Task data
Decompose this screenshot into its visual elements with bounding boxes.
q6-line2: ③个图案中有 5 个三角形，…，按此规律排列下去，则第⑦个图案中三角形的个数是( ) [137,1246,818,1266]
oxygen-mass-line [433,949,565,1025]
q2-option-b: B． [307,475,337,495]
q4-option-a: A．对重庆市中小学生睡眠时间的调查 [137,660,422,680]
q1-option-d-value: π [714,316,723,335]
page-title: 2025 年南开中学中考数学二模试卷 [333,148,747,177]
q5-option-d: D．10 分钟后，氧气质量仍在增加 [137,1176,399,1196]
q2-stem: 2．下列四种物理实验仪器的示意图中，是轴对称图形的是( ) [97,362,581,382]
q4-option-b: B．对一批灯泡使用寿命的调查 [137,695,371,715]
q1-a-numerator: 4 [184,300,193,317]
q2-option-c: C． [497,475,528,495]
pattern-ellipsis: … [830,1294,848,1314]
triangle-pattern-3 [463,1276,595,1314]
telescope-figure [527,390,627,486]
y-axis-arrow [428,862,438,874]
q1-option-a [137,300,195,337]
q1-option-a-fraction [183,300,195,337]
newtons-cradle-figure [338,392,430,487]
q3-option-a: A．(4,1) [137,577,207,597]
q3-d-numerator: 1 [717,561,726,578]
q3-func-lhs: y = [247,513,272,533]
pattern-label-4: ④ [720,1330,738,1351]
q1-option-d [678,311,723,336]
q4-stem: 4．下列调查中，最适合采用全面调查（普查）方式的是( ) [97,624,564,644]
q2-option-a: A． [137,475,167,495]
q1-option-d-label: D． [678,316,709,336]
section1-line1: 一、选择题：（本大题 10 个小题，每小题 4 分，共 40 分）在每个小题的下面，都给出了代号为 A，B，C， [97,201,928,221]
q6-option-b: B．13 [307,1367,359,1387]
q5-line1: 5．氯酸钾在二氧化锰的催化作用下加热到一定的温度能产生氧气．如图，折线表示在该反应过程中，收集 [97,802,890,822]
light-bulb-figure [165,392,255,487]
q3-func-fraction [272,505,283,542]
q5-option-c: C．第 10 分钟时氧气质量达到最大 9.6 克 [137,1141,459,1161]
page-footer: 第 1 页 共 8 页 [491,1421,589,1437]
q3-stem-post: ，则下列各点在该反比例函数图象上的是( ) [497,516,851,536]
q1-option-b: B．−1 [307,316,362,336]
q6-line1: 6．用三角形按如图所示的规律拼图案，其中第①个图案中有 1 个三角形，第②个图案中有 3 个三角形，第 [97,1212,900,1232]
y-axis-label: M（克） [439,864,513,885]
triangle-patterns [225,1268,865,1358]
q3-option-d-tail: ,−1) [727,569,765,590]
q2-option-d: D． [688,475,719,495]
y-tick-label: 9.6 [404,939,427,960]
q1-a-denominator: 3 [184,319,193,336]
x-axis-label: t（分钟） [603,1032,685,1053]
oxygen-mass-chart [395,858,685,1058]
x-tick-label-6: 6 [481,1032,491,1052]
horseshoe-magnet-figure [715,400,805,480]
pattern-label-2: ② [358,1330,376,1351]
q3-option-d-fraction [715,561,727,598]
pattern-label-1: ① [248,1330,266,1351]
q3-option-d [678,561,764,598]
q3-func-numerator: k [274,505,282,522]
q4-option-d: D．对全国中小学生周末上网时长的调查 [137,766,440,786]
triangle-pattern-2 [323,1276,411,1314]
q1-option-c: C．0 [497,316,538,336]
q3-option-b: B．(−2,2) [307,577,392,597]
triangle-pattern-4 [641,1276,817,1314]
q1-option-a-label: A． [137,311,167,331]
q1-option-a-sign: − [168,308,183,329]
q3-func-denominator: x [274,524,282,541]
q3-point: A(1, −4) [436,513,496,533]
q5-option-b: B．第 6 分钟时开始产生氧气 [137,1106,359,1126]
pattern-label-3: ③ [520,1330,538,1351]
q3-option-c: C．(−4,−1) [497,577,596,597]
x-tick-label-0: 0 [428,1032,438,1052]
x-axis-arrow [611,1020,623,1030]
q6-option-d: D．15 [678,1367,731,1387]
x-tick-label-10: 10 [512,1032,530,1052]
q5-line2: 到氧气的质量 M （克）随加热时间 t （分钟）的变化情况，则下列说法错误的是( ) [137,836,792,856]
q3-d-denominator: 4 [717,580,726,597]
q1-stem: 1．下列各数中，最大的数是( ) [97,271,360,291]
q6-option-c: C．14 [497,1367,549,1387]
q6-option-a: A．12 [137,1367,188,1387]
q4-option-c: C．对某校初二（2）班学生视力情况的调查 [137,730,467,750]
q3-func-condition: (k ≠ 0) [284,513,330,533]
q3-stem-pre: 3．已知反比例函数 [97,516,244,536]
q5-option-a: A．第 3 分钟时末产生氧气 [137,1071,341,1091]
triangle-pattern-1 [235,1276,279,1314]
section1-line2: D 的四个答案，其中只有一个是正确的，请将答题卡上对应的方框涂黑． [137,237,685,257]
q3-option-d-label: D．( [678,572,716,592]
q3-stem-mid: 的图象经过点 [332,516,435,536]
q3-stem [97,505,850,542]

What to produce
Print all of the lines above again, character for character, without changing, reordering, or leaving out anything.

Result of this exercise
Decompose this screenshot into its visual elements with bounding boxes.
q6-line2: ③个图案中有 5 个三角形，…，按此规律排列下去，则第⑦个图案中三角形的个数是( ) [137,1246,818,1266]
oxygen-mass-line [433,949,565,1025]
q2-option-b: B． [307,475,337,495]
q4-option-a: A．对重庆市中小学生睡眠时间的调查 [137,660,422,680]
q1-option-d-value: π [714,316,723,335]
page-title: 2025 年南开中学中考数学二模试卷 [333,148,747,177]
q5-option-d: D．10 分钟后，氧气质量仍在增加 [137,1176,399,1196]
q2-stem: 2．下列四种物理实验仪器的示意图中，是轴对称图形的是( ) [97,362,581,382]
q4-option-b: B．对一批灯泡使用寿命的调查 [137,695,371,715]
q1-a-numerator: 4 [184,300,193,317]
q2-option-c: C． [497,475,528,495]
pattern-ellipsis: … [830,1294,848,1314]
triangle-pattern-3 [463,1276,595,1314]
telescope-figure [527,390,627,486]
y-axis-arrow [428,862,438,874]
q1-option-a [137,300,195,337]
q1-option-a-fraction [183,300,195,337]
newtons-cradle-figure [338,392,430,487]
q3-option-a: A．(4,1) [137,577,207,597]
q3-d-numerator: 1 [717,561,726,578]
q3-func-lhs: y = [247,513,272,533]
pattern-label-4: ④ [720,1330,738,1351]
q1-option-d [678,311,723,336]
q4-stem: 4．下列调查中，最适合采用全面调查（普查）方式的是( ) [97,624,564,644]
q2-option-a: A． [137,475,167,495]
q1-option-d-label: D． [678,316,709,336]
section1-line1: 一、选择题：（本大题 10 个小题，每小题 4 分，共 40 分）在每个小题的下面，都给出了代号为 A，B，C， [97,201,928,221]
q6-option-b: B．13 [307,1367,359,1387]
q5-line1: 5．氯酸钾在二氧化锰的催化作用下加热到一定的温度能产生氧气．如图，折线表示在该反应过程中，收集 [97,802,890,822]
light-bulb-figure [165,392,255,487]
q3-func-fraction [272,505,283,542]
q5-option-c: C．第 10 分钟时氧气质量达到最大 9.6 克 [137,1141,459,1161]
page-footer: 第 1 页 共 8 页 [491,1421,589,1437]
q3-stem-post: ，则下列各点在该反比例函数图象上的是( ) [497,516,851,536]
q1-option-b: B．−1 [307,316,362,336]
q6-line1: 6．用三角形按如图所示的规律拼图案，其中第①个图案中有 1 个三角形，第②个图案中有 3 个三角形，第 [97,1212,900,1232]
y-axis-label: M（克） [439,864,513,885]
triangle-patterns [225,1268,865,1358]
q3-option-d-tail: ,−1) [727,569,765,590]
q2-option-d: D． [688,475,719,495]
y-tick-label: 9.6 [404,939,427,960]
q1-a-denominator: 3 [184,319,193,336]
x-axis-label: t（分钟） [603,1032,685,1053]
oxygen-mass-chart [395,858,685,1058]
x-tick-label-6: 6 [481,1032,491,1052]
horseshoe-magnet-figure [715,400,805,480]
pattern-label-2: ② [358,1330,376,1351]
q3-option-d-fraction [715,561,727,598]
pattern-label-1: ① [248,1330,266,1351]
q3-option-d [678,561,764,598]
q3-func-numerator: k [274,505,282,522]
q4-option-d: D．对全国中小学生周末上网时长的调查 [137,766,440,786]
triangle-pattern-2 [323,1276,411,1314]
q1-option-c: C．0 [497,316,538,336]
q3-option-b: B．(−2,2) [307,577,392,597]
triangle-pattern-4 [641,1276,817,1314]
q1-option-a-label: A． [137,311,167,331]
q1-option-a-sign: − [168,308,183,329]
q3-func-denominator: x [274,524,282,541]
q3-point: A(1, −4) [436,513,496,533]
q5-option-b: B．第 6 分钟时开始产生氧气 [137,1106,359,1126]
pattern-label-3: ③ [520,1330,538,1351]
q3-option-c: C．(−4,−1) [497,577,596,597]
x-tick-label-0: 0 [428,1032,438,1052]
x-axis-arrow [611,1020,623,1030]
q6-option-d: D．15 [678,1367,731,1387]
x-tick-label-10: 10 [512,1032,530,1052]
q5-line2: 到氧气的质量 M （克）随加热时间 t （分钟）的变化情况，则下列说法错误的是( ) [137,836,792,856]
q3-d-denominator: 4 [717,580,726,597]
q1-stem: 1．下列各数中，最大的数是( ) [97,271,360,291]
q6-option-c: C．14 [497,1367,549,1387]
q6-option-a: A．12 [137,1367,188,1387]
q4-option-c: C．对某校初二（2）班学生视力情况的调查 [137,730,467,750]
q3-func-condition: (k ≠ 0) [284,513,330,533]
q3-stem-pre: 3．已知反比例函数 [97,516,244,536]
q5-option-a: A．第 3 分钟时末产生氧气 [137,1071,341,1091]
triangle-pattern-1 [235,1276,279,1314]
section1-line2: D 的四个答案，其中只有一个是正确的，请将答题卡上对应的方框涂黑． [137,237,685,257]
q3-option-d-label: D．( [678,572,716,592]
q3-stem-mid: 的图象经过点 [332,516,435,536]
q3-stem [97,505,850,542]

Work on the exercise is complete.